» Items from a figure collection
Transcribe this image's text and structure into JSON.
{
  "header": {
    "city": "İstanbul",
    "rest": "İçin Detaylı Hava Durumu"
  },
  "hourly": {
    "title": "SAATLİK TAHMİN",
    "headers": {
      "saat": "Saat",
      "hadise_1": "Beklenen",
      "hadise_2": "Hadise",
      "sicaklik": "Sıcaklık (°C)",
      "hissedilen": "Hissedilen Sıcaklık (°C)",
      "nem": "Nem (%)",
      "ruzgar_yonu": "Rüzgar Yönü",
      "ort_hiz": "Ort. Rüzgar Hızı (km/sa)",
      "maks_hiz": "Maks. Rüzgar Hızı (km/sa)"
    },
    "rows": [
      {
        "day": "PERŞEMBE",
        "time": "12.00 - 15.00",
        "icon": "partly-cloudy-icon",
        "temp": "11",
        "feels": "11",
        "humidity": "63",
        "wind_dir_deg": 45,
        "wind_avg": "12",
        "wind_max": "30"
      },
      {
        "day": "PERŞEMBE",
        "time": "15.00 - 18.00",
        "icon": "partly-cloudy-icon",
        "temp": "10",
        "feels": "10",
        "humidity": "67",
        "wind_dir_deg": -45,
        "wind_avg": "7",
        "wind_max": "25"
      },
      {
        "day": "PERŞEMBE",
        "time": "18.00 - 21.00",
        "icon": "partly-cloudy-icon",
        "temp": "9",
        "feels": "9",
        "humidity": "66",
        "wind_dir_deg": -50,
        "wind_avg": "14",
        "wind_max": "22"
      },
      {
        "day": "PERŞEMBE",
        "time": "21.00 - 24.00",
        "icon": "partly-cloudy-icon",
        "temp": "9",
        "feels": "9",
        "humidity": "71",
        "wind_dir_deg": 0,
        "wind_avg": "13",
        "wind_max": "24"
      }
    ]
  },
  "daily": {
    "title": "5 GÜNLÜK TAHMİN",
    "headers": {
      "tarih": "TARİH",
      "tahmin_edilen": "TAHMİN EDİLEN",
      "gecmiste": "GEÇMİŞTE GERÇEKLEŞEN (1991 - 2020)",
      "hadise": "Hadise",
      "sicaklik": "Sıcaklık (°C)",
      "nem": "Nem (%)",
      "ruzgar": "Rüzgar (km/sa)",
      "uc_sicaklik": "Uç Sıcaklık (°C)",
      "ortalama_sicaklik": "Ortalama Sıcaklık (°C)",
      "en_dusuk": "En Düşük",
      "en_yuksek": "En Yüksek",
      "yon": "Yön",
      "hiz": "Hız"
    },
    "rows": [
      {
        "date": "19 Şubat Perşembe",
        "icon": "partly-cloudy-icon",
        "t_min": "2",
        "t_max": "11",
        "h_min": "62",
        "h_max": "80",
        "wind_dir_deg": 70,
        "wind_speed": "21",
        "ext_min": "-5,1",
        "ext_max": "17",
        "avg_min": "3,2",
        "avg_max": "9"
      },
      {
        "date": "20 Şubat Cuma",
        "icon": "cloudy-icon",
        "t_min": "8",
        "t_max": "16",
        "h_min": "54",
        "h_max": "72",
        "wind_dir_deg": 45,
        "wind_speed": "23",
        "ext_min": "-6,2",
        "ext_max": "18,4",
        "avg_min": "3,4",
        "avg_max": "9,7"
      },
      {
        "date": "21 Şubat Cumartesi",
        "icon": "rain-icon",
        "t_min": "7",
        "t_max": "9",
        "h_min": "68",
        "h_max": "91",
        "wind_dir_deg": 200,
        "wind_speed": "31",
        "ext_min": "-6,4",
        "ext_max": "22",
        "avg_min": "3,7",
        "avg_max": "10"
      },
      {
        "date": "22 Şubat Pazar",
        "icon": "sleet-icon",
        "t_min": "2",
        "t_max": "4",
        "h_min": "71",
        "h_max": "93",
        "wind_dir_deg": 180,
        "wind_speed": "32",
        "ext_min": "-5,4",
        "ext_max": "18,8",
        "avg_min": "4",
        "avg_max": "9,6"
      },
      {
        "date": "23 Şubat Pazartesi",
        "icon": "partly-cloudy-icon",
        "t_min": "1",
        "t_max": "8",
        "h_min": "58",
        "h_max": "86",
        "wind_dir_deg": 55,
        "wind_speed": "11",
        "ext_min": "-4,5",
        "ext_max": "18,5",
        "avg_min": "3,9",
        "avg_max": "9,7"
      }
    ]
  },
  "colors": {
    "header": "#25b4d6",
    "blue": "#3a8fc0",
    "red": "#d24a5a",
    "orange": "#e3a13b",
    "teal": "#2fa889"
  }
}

» Given instruction
List the lines of the records where "humidity" occurs.

» Exercise output
        "humidity": "63",
        "humidity": "67",
        "humidity": "66",
        "humidity": "71",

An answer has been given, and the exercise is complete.